__Task to carry out__: Report every line from the material that contains the word "text".

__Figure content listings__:
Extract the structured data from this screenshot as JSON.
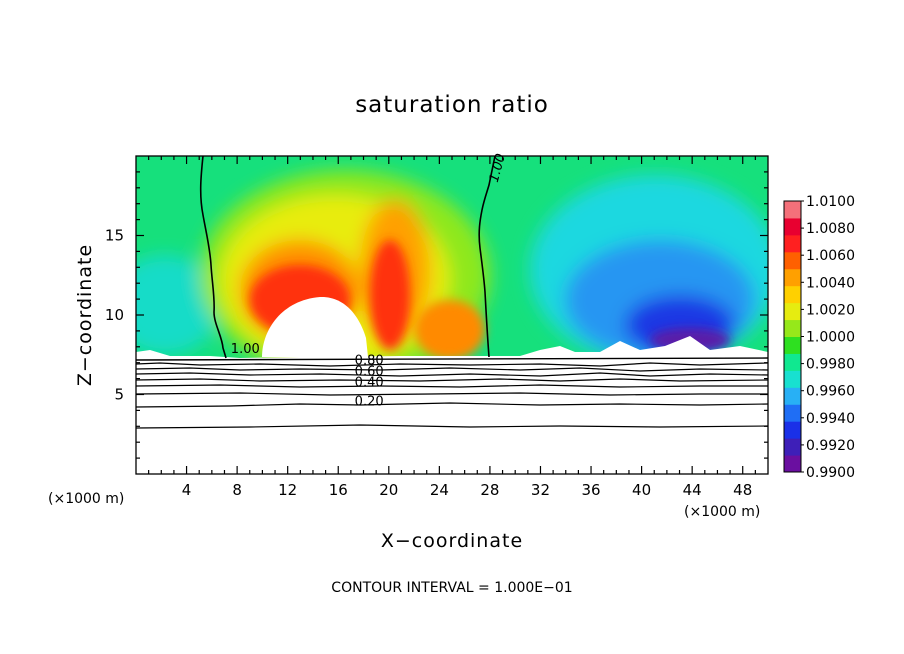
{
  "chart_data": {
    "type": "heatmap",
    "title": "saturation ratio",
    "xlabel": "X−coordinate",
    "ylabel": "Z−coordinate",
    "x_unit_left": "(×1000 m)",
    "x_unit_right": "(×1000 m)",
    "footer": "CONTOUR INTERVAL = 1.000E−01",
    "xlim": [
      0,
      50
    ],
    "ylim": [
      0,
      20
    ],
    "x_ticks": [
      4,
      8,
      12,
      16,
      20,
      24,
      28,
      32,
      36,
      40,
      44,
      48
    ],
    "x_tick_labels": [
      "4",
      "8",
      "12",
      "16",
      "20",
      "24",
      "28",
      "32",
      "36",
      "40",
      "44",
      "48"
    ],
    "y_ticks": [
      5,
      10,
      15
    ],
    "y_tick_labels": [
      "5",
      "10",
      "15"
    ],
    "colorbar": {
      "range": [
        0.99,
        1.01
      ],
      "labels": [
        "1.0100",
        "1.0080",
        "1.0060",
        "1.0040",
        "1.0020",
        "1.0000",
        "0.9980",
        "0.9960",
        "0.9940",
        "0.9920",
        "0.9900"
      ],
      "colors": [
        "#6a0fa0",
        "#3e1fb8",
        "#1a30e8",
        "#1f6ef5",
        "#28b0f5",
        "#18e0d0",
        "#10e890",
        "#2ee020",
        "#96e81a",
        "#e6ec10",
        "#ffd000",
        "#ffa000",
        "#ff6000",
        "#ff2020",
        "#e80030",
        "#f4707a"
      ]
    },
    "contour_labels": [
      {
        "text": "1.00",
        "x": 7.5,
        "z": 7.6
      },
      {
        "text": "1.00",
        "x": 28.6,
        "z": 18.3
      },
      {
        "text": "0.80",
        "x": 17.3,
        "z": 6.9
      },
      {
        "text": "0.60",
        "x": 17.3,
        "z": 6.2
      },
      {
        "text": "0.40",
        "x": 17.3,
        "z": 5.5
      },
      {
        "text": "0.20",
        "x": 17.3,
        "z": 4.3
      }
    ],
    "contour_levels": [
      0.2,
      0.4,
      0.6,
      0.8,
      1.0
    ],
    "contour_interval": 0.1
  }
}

__The answer__:
        "text": "1.00",
        "text": "1.00",
        "text": "0.80",
        "text": "0.60",
        "text": "0.40",
        "text": "0.20",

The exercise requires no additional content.